Data items:
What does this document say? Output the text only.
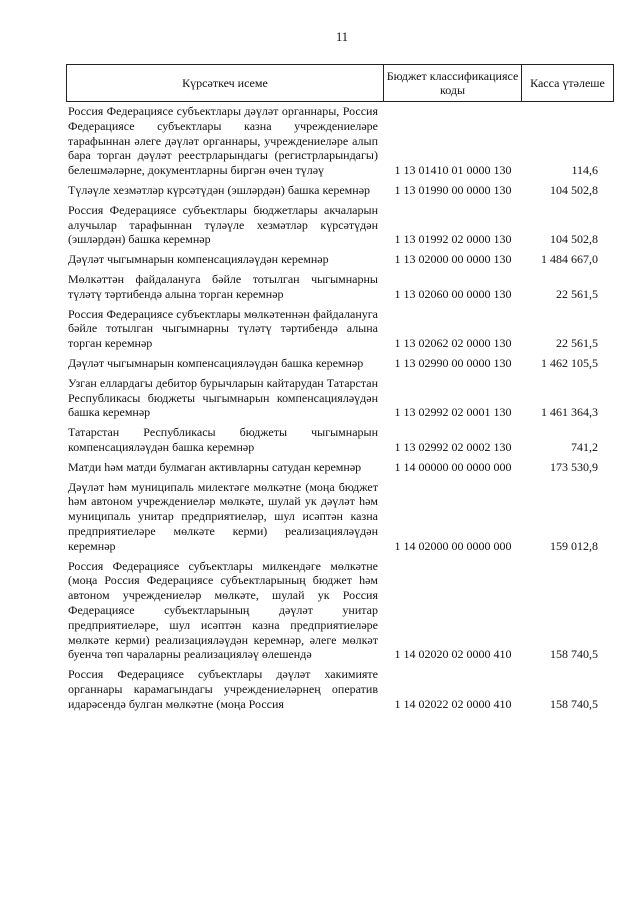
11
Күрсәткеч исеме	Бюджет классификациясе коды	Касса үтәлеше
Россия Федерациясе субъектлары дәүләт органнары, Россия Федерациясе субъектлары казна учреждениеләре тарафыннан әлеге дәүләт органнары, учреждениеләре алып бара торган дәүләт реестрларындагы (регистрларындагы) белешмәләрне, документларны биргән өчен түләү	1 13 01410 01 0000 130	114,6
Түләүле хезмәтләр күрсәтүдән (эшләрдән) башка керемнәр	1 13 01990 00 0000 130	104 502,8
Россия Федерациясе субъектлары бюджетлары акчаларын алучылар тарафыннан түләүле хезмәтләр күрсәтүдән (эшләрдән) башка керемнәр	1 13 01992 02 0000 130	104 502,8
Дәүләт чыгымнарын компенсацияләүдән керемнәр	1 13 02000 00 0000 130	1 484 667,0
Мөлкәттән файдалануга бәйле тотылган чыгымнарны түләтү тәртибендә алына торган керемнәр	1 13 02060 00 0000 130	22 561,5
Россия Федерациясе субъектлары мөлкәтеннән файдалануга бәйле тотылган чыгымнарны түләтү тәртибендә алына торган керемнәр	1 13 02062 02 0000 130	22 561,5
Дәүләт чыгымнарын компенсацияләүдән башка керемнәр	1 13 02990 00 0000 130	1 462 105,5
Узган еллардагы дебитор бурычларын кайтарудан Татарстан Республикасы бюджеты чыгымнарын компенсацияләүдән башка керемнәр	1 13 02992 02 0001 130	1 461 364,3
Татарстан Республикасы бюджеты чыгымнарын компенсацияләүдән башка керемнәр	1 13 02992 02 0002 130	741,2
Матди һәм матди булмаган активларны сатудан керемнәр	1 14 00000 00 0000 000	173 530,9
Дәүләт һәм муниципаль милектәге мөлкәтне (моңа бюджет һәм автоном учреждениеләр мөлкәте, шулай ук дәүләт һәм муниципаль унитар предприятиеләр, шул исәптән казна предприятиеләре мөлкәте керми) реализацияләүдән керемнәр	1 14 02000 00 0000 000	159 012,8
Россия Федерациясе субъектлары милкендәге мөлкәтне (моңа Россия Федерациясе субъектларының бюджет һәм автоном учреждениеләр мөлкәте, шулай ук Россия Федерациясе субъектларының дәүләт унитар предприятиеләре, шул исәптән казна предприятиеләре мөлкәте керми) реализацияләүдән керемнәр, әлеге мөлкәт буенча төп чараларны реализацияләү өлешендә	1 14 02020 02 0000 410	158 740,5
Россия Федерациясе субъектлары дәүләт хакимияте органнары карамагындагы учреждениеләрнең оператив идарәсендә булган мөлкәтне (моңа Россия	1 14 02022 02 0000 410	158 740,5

# GIVEN INSTRUCTION
Gather all the lines that include the word "тотылган" and copy them out.

# FULL SOLUTION
Мөлкәттән файдалануга бәйле тотылган чыгымнарны түләтү тәртибендә алына торган керемнәр	1 13 02060 00 0000 130	22 561,5
Россия Федерациясе субъектлары мөлкәтеннән файдалануга бәйле тотылган чыгымнарны түләтү тәртибендә алына торган керемнәр	1 13 02062 02 0000 130	22 561,5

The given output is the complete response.